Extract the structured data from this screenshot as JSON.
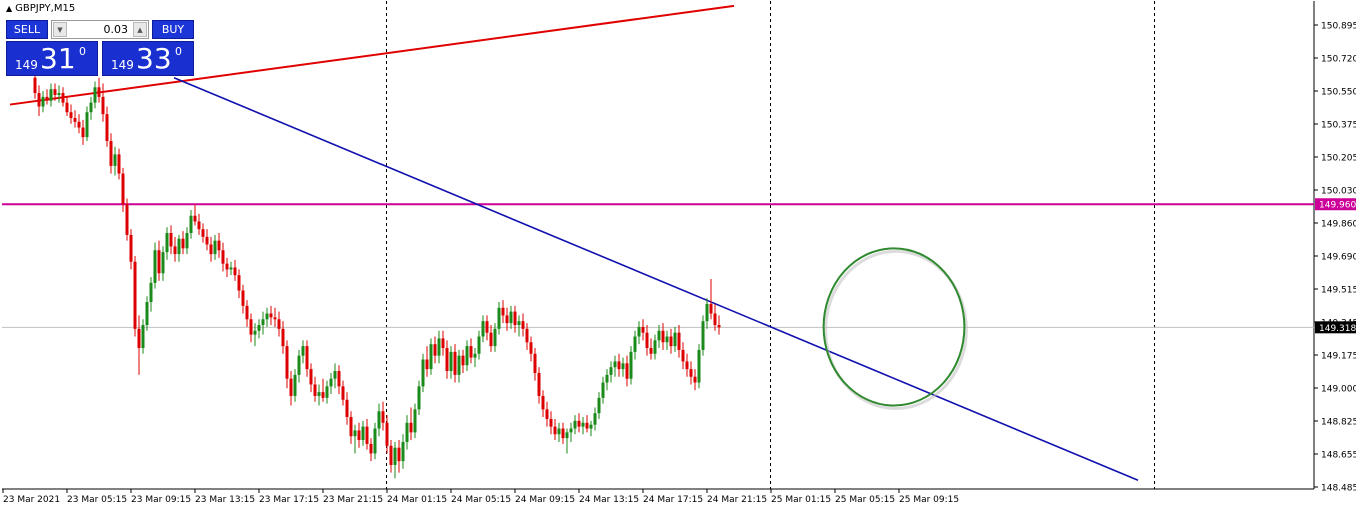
{
  "header": {
    "symbol_title": "GBPJPY,M15"
  },
  "trade_panel": {
    "sell_label": "SELL",
    "buy_label": "BUY",
    "lot_value": "0.03",
    "sell_price": {
      "prefix": "149",
      "big": "31",
      "sup": "0"
    },
    "buy_price": {
      "prefix": "149",
      "big": "33",
      "sup": "0"
    }
  },
  "colors": {
    "bull": "#1a8a1a",
    "bear": "#dd0000",
    "trend_up": "#e00000",
    "trend_down": "#1010b0",
    "hline": "#cc0099",
    "ellipse": "#2f8a2f",
    "grid": "#000000",
    "current_price_line": "#c0c0c0"
  },
  "chart_data": {
    "type": "candlestick",
    "symbol": "GBPJPY",
    "timeframe": "M15",
    "y_ticks": [
      "150.895",
      "150.720",
      "150.550",
      "150.375",
      "150.205",
      "150.030",
      "149.860",
      "149.690",
      "149.515",
      "149.345",
      "149.175",
      "149.000",
      "148.825",
      "148.655",
      "148.485"
    ],
    "y_range": [
      148.485,
      150.895
    ],
    "x_ticks": [
      "23 Mar 2021",
      "23 Mar 05:15",
      "23 Mar 09:15",
      "23 Mar 13:15",
      "23 Mar 17:15",
      "23 Mar 21:15",
      "24 Mar 01:15",
      "24 Mar 05:15",
      "24 Mar 09:15",
      "24 Mar 13:15",
      "24 Mar 17:15",
      "24 Mar 21:15",
      "25 Mar 01:15",
      "25 Mar 05:15",
      "25 Mar 09:15"
    ],
    "horizontal_line": {
      "label": "149.960",
      "value": 149.96
    },
    "current_price": {
      "label": "149.318",
      "value": 149.318
    },
    "trendlines": [
      {
        "name": "resistance-up",
        "from": {
          "time": "22 Mar 22:30",
          "price": 150.48
        },
        "to": {
          "time": "24 Mar 19:45",
          "price": 150.995
        }
      },
      {
        "name": "support-down",
        "from": {
          "time": "23 Mar 08:45",
          "price": 150.62
        },
        "to": {
          "time": "25 Mar 21:00",
          "price": 148.52
        }
      }
    ],
    "annotation_ellipse": {
      "center": {
        "time": "25 Mar 05:45",
        "price": 149.32
      },
      "time_radius_hours": 4.4,
      "price_radius": 0.41
    },
    "vertical_separators": [
      "23 Mar 22:00",
      "24 Mar 22:00",
      "25 Mar 22:00"
    ],
    "candles": [
      {
        "o": 150.62,
        "h": 150.65,
        "l": 150.51,
        "c": 150.54
      },
      {
        "o": 150.54,
        "h": 150.58,
        "l": 150.42,
        "c": 150.47
      },
      {
        "o": 150.47,
        "h": 150.55,
        "l": 150.44,
        "c": 150.52
      },
      {
        "o": 150.52,
        "h": 150.56,
        "l": 150.48,
        "c": 150.5
      },
      {
        "o": 150.5,
        "h": 150.59,
        "l": 150.47,
        "c": 150.56
      },
      {
        "o": 150.56,
        "h": 150.59,
        "l": 150.5,
        "c": 150.53
      },
      {
        "o": 150.53,
        "h": 150.58,
        "l": 150.49,
        "c": 150.54
      },
      {
        "o": 150.54,
        "h": 150.57,
        "l": 150.47,
        "c": 150.49
      },
      {
        "o": 150.49,
        "h": 150.52,
        "l": 150.42,
        "c": 150.44
      },
      {
        "o": 150.44,
        "h": 150.48,
        "l": 150.38,
        "c": 150.41
      },
      {
        "o": 150.41,
        "h": 150.45,
        "l": 150.36,
        "c": 150.39
      },
      {
        "o": 150.39,
        "h": 150.43,
        "l": 150.33,
        "c": 150.36
      },
      {
        "o": 150.36,
        "h": 150.4,
        "l": 150.27,
        "c": 150.31
      },
      {
        "o": 150.31,
        "h": 150.47,
        "l": 150.29,
        "c": 150.44
      },
      {
        "o": 150.44,
        "h": 150.52,
        "l": 150.4,
        "c": 150.49
      },
      {
        "o": 150.49,
        "h": 150.6,
        "l": 150.46,
        "c": 150.57
      },
      {
        "o": 150.57,
        "h": 150.62,
        "l": 150.49,
        "c": 150.52
      },
      {
        "o": 150.52,
        "h": 150.59,
        "l": 150.39,
        "c": 150.43
      },
      {
        "o": 150.43,
        "h": 150.47,
        "l": 150.26,
        "c": 150.29
      },
      {
        "o": 150.29,
        "h": 150.33,
        "l": 150.12,
        "c": 150.16
      },
      {
        "o": 150.16,
        "h": 150.26,
        "l": 150.11,
        "c": 150.22
      },
      {
        "o": 150.22,
        "h": 150.25,
        "l": 150.09,
        "c": 150.12
      },
      {
        "o": 150.12,
        "h": 150.15,
        "l": 149.92,
        "c": 149.96
      },
      {
        "o": 149.96,
        "h": 149.99,
        "l": 149.77,
        "c": 149.8
      },
      {
        "o": 149.8,
        "h": 149.83,
        "l": 149.62,
        "c": 149.66
      },
      {
        "o": 149.66,
        "h": 149.69,
        "l": 149.27,
        "c": 149.31
      },
      {
        "o": 149.31,
        "h": 149.38,
        "l": 149.07,
        "c": 149.21
      },
      {
        "o": 149.21,
        "h": 149.36,
        "l": 149.18,
        "c": 149.33
      },
      {
        "o": 149.33,
        "h": 149.48,
        "l": 149.3,
        "c": 149.45
      },
      {
        "o": 149.45,
        "h": 149.58,
        "l": 149.4,
        "c": 149.55
      },
      {
        "o": 149.55,
        "h": 149.76,
        "l": 149.52,
        "c": 149.72
      },
      {
        "o": 149.72,
        "h": 149.77,
        "l": 149.56,
        "c": 149.6
      },
      {
        "o": 149.6,
        "h": 149.74,
        "l": 149.56,
        "c": 149.71
      },
      {
        "o": 149.71,
        "h": 149.84,
        "l": 149.67,
        "c": 149.81
      },
      {
        "o": 149.81,
        "h": 149.85,
        "l": 149.7,
        "c": 149.74
      },
      {
        "o": 149.74,
        "h": 149.79,
        "l": 149.66,
        "c": 149.7
      },
      {
        "o": 149.7,
        "h": 149.8,
        "l": 149.66,
        "c": 149.78
      },
      {
        "o": 149.78,
        "h": 149.82,
        "l": 149.7,
        "c": 149.73
      },
      {
        "o": 149.73,
        "h": 149.84,
        "l": 149.7,
        "c": 149.81
      },
      {
        "o": 149.81,
        "h": 149.93,
        "l": 149.78,
        "c": 149.9
      },
      {
        "o": 149.9,
        "h": 149.96,
        "l": 149.85,
        "c": 149.87
      },
      {
        "o": 149.87,
        "h": 149.91,
        "l": 149.8,
        "c": 149.83
      },
      {
        "o": 149.83,
        "h": 149.86,
        "l": 149.76,
        "c": 149.79
      },
      {
        "o": 149.79,
        "h": 149.83,
        "l": 149.72,
        "c": 149.75
      },
      {
        "o": 149.75,
        "h": 149.79,
        "l": 149.66,
        "c": 149.7
      },
      {
        "o": 149.7,
        "h": 149.8,
        "l": 149.67,
        "c": 149.77
      },
      {
        "o": 149.77,
        "h": 149.81,
        "l": 149.68,
        "c": 149.72
      },
      {
        "o": 149.72,
        "h": 149.76,
        "l": 149.61,
        "c": 149.65
      },
      {
        "o": 149.65,
        "h": 149.68,
        "l": 149.58,
        "c": 149.62
      },
      {
        "o": 149.62,
        "h": 149.66,
        "l": 149.59,
        "c": 149.63
      },
      {
        "o": 149.63,
        "h": 149.67,
        "l": 149.56,
        "c": 149.59
      },
      {
        "o": 149.59,
        "h": 149.62,
        "l": 149.47,
        "c": 149.51
      },
      {
        "o": 149.51,
        "h": 149.54,
        "l": 149.39,
        "c": 149.43
      },
      {
        "o": 149.43,
        "h": 149.46,
        "l": 149.32,
        "c": 149.36
      },
      {
        "o": 149.36,
        "h": 149.39,
        "l": 149.24,
        "c": 149.28
      },
      {
        "o": 149.28,
        "h": 149.34,
        "l": 149.22,
        "c": 149.3
      },
      {
        "o": 149.3,
        "h": 149.36,
        "l": 149.26,
        "c": 149.33
      },
      {
        "o": 149.33,
        "h": 149.4,
        "l": 149.28,
        "c": 149.36
      },
      {
        "o": 149.36,
        "h": 149.42,
        "l": 149.32,
        "c": 149.39
      },
      {
        "o": 149.39,
        "h": 149.43,
        "l": 149.33,
        "c": 149.37
      },
      {
        "o": 149.37,
        "h": 149.42,
        "l": 149.32,
        "c": 149.36
      },
      {
        "o": 149.36,
        "h": 149.4,
        "l": 149.27,
        "c": 149.31
      },
      {
        "o": 149.31,
        "h": 149.35,
        "l": 149.18,
        "c": 149.22
      },
      {
        "o": 149.22,
        "h": 149.25,
        "l": 149.0,
        "c": 149.05
      },
      {
        "o": 149.05,
        "h": 149.09,
        "l": 148.91,
        "c": 148.96
      },
      {
        "o": 148.96,
        "h": 149.1,
        "l": 148.93,
        "c": 149.07
      },
      {
        "o": 149.07,
        "h": 149.2,
        "l": 149.03,
        "c": 149.17
      },
      {
        "o": 149.17,
        "h": 149.25,
        "l": 149.13,
        "c": 149.22
      },
      {
        "o": 149.22,
        "h": 149.25,
        "l": 149.06,
        "c": 149.1
      },
      {
        "o": 149.1,
        "h": 149.13,
        "l": 148.98,
        "c": 149.02
      },
      {
        "o": 149.02,
        "h": 149.06,
        "l": 148.93,
        "c": 148.96
      },
      {
        "o": 148.96,
        "h": 149.02,
        "l": 148.91,
        "c": 148.98
      },
      {
        "o": 148.98,
        "h": 149.05,
        "l": 148.93,
        "c": 148.95
      },
      {
        "o": 148.95,
        "h": 149.04,
        "l": 148.92,
        "c": 149.01
      },
      {
        "o": 149.01,
        "h": 149.08,
        "l": 148.97,
        "c": 149.05
      },
      {
        "o": 149.05,
        "h": 149.13,
        "l": 149.0,
        "c": 149.09
      },
      {
        "o": 149.09,
        "h": 149.12,
        "l": 148.97,
        "c": 149.01
      },
      {
        "o": 149.01,
        "h": 149.04,
        "l": 148.91,
        "c": 148.94
      },
      {
        "o": 148.94,
        "h": 148.98,
        "l": 148.81,
        "c": 148.85
      },
      {
        "o": 148.85,
        "h": 148.88,
        "l": 148.71,
        "c": 148.75
      },
      {
        "o": 148.75,
        "h": 148.81,
        "l": 148.66,
        "c": 148.78
      },
      {
        "o": 148.78,
        "h": 148.82,
        "l": 148.69,
        "c": 148.73
      },
      {
        "o": 148.73,
        "h": 148.83,
        "l": 148.7,
        "c": 148.8
      },
      {
        "o": 148.8,
        "h": 148.84,
        "l": 148.68,
        "c": 148.71
      },
      {
        "o": 148.71,
        "h": 148.74,
        "l": 148.62,
        "c": 148.66
      },
      {
        "o": 148.66,
        "h": 148.82,
        "l": 148.63,
        "c": 148.79
      },
      {
        "o": 148.79,
        "h": 148.92,
        "l": 148.75,
        "c": 148.88
      },
      {
        "o": 148.88,
        "h": 148.93,
        "l": 148.78,
        "c": 148.82
      },
      {
        "o": 148.82,
        "h": 148.86,
        "l": 148.66,
        "c": 148.7
      },
      {
        "o": 148.7,
        "h": 148.73,
        "l": 148.56,
        "c": 148.6
      },
      {
        "o": 148.6,
        "h": 148.72,
        "l": 148.53,
        "c": 148.69
      },
      {
        "o": 148.69,
        "h": 148.73,
        "l": 148.56,
        "c": 148.62
      },
      {
        "o": 148.62,
        "h": 148.76,
        "l": 148.58,
        "c": 148.72
      },
      {
        "o": 148.72,
        "h": 148.86,
        "l": 148.68,
        "c": 148.82
      },
      {
        "o": 148.82,
        "h": 148.9,
        "l": 148.73,
        "c": 148.77
      },
      {
        "o": 148.77,
        "h": 148.92,
        "l": 148.74,
        "c": 148.89
      },
      {
        "o": 148.89,
        "h": 149.04,
        "l": 148.86,
        "c": 149.01
      },
      {
        "o": 149.01,
        "h": 149.18,
        "l": 148.98,
        "c": 149.15
      },
      {
        "o": 149.15,
        "h": 149.22,
        "l": 149.06,
        "c": 149.1
      },
      {
        "o": 149.1,
        "h": 149.26,
        "l": 149.07,
        "c": 149.23
      },
      {
        "o": 149.23,
        "h": 149.27,
        "l": 149.13,
        "c": 149.17
      },
      {
        "o": 149.17,
        "h": 149.3,
        "l": 149.13,
        "c": 149.26
      },
      {
        "o": 149.26,
        "h": 149.3,
        "l": 149.17,
        "c": 149.21
      },
      {
        "o": 149.21,
        "h": 149.25,
        "l": 149.05,
        "c": 149.09
      },
      {
        "o": 149.09,
        "h": 149.22,
        "l": 149.05,
        "c": 149.19
      },
      {
        "o": 149.19,
        "h": 149.23,
        "l": 149.03,
        "c": 149.07
      },
      {
        "o": 149.07,
        "h": 149.2,
        "l": 149.03,
        "c": 149.17
      },
      {
        "o": 149.17,
        "h": 149.2,
        "l": 149.08,
        "c": 149.12
      },
      {
        "o": 149.12,
        "h": 149.25,
        "l": 149.09,
        "c": 149.22
      },
      {
        "o": 149.22,
        "h": 149.26,
        "l": 149.13,
        "c": 149.16
      },
      {
        "o": 149.16,
        "h": 149.21,
        "l": 149.11,
        "c": 149.18
      },
      {
        "o": 149.18,
        "h": 149.3,
        "l": 149.15,
        "c": 149.27
      },
      {
        "o": 149.27,
        "h": 149.38,
        "l": 149.24,
        "c": 149.35
      },
      {
        "o": 149.35,
        "h": 149.38,
        "l": 149.25,
        "c": 149.29
      },
      {
        "o": 149.29,
        "h": 149.33,
        "l": 149.19,
        "c": 149.22
      },
      {
        "o": 149.22,
        "h": 149.34,
        "l": 149.19,
        "c": 149.31
      },
      {
        "o": 149.31,
        "h": 149.45,
        "l": 149.28,
        "c": 149.42
      },
      {
        "o": 149.42,
        "h": 149.46,
        "l": 149.34,
        "c": 149.38
      },
      {
        "o": 149.38,
        "h": 149.42,
        "l": 149.3,
        "c": 149.34
      },
      {
        "o": 149.34,
        "h": 149.43,
        "l": 149.31,
        "c": 149.4
      },
      {
        "o": 149.4,
        "h": 149.43,
        "l": 149.29,
        "c": 149.33
      },
      {
        "o": 149.33,
        "h": 149.38,
        "l": 149.27,
        "c": 149.35
      },
      {
        "o": 149.35,
        "h": 149.39,
        "l": 149.27,
        "c": 149.31
      },
      {
        "o": 149.31,
        "h": 149.34,
        "l": 149.2,
        "c": 149.24
      },
      {
        "o": 149.24,
        "h": 149.27,
        "l": 149.14,
        "c": 149.18
      },
      {
        "o": 149.18,
        "h": 149.21,
        "l": 149.04,
        "c": 149.08
      },
      {
        "o": 149.08,
        "h": 149.11,
        "l": 148.92,
        "c": 148.96
      },
      {
        "o": 148.96,
        "h": 148.99,
        "l": 148.85,
        "c": 148.89
      },
      {
        "o": 148.89,
        "h": 148.93,
        "l": 148.8,
        "c": 148.84
      },
      {
        "o": 148.84,
        "h": 148.88,
        "l": 148.76,
        "c": 148.8
      },
      {
        "o": 148.8,
        "h": 148.84,
        "l": 148.73,
        "c": 148.76
      },
      {
        "o": 148.76,
        "h": 148.82,
        "l": 148.72,
        "c": 148.79
      },
      {
        "o": 148.79,
        "h": 148.82,
        "l": 148.71,
        "c": 148.74
      },
      {
        "o": 148.74,
        "h": 148.79,
        "l": 148.66,
        "c": 148.77
      },
      {
        "o": 148.77,
        "h": 148.82,
        "l": 148.72,
        "c": 148.79
      },
      {
        "o": 148.79,
        "h": 148.86,
        "l": 148.76,
        "c": 148.83
      },
      {
        "o": 148.83,
        "h": 148.87,
        "l": 148.77,
        "c": 148.8
      },
      {
        "o": 148.8,
        "h": 148.85,
        "l": 148.76,
        "c": 148.82
      },
      {
        "o": 148.82,
        "h": 148.86,
        "l": 148.77,
        "c": 148.79
      },
      {
        "o": 148.79,
        "h": 148.83,
        "l": 148.75,
        "c": 148.81
      },
      {
        "o": 148.81,
        "h": 148.9,
        "l": 148.78,
        "c": 148.87
      },
      {
        "o": 148.87,
        "h": 148.98,
        "l": 148.84,
        "c": 148.95
      },
      {
        "o": 148.95,
        "h": 149.06,
        "l": 148.92,
        "c": 149.03
      },
      {
        "o": 149.03,
        "h": 149.1,
        "l": 148.99,
        "c": 149.07
      },
      {
        "o": 149.07,
        "h": 149.14,
        "l": 149.03,
        "c": 149.11
      },
      {
        "o": 149.11,
        "h": 149.17,
        "l": 149.06,
        "c": 149.14
      },
      {
        "o": 149.14,
        "h": 149.18,
        "l": 149.06,
        "c": 149.1
      },
      {
        "o": 149.1,
        "h": 149.16,
        "l": 149.06,
        "c": 149.13
      },
      {
        "o": 149.13,
        "h": 149.17,
        "l": 149.01,
        "c": 149.05
      },
      {
        "o": 149.05,
        "h": 149.22,
        "l": 149.02,
        "c": 149.19
      },
      {
        "o": 149.19,
        "h": 149.3,
        "l": 149.15,
        "c": 149.27
      },
      {
        "o": 149.27,
        "h": 149.35,
        "l": 149.23,
        "c": 149.32
      },
      {
        "o": 149.32,
        "h": 149.36,
        "l": 149.25,
        "c": 149.29
      },
      {
        "o": 149.29,
        "h": 149.33,
        "l": 149.17,
        "c": 149.21
      },
      {
        "o": 149.21,
        "h": 149.26,
        "l": 149.15,
        "c": 149.18
      },
      {
        "o": 149.18,
        "h": 149.28,
        "l": 149.15,
        "c": 149.25
      },
      {
        "o": 149.25,
        "h": 149.33,
        "l": 149.21,
        "c": 149.3
      },
      {
        "o": 149.3,
        "h": 149.34,
        "l": 149.2,
        "c": 149.24
      },
      {
        "o": 149.24,
        "h": 149.3,
        "l": 149.2,
        "c": 149.27
      },
      {
        "o": 149.27,
        "h": 149.31,
        "l": 149.18,
        "c": 149.22
      },
      {
        "o": 149.22,
        "h": 149.32,
        "l": 149.19,
        "c": 149.29
      },
      {
        "o": 149.29,
        "h": 149.33,
        "l": 149.16,
        "c": 149.2
      },
      {
        "o": 149.2,
        "h": 149.24,
        "l": 149.1,
        "c": 149.14
      },
      {
        "o": 149.14,
        "h": 149.18,
        "l": 149.06,
        "c": 149.1
      },
      {
        "o": 149.1,
        "h": 149.14,
        "l": 149.02,
        "c": 149.06
      },
      {
        "o": 149.06,
        "h": 149.1,
        "l": 148.99,
        "c": 149.03
      },
      {
        "o": 149.03,
        "h": 149.23,
        "l": 149.0,
        "c": 149.2
      },
      {
        "o": 149.2,
        "h": 149.38,
        "l": 149.17,
        "c": 149.35
      },
      {
        "o": 149.35,
        "h": 149.47,
        "l": 149.31,
        "c": 149.44
      },
      {
        "o": 149.44,
        "h": 149.57,
        "l": 149.36,
        "c": 149.39
      },
      {
        "o": 149.39,
        "h": 149.44,
        "l": 149.3,
        "c": 149.33
      },
      {
        "o": 149.33,
        "h": 149.38,
        "l": 149.28,
        "c": 149.318
      }
    ]
  }
}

# # # #

## WORK INSTRUCTIONS
Within the entries above, work out how many lines contain the word "name". The number alone is the answer.

## EXPECTED ANSWER
2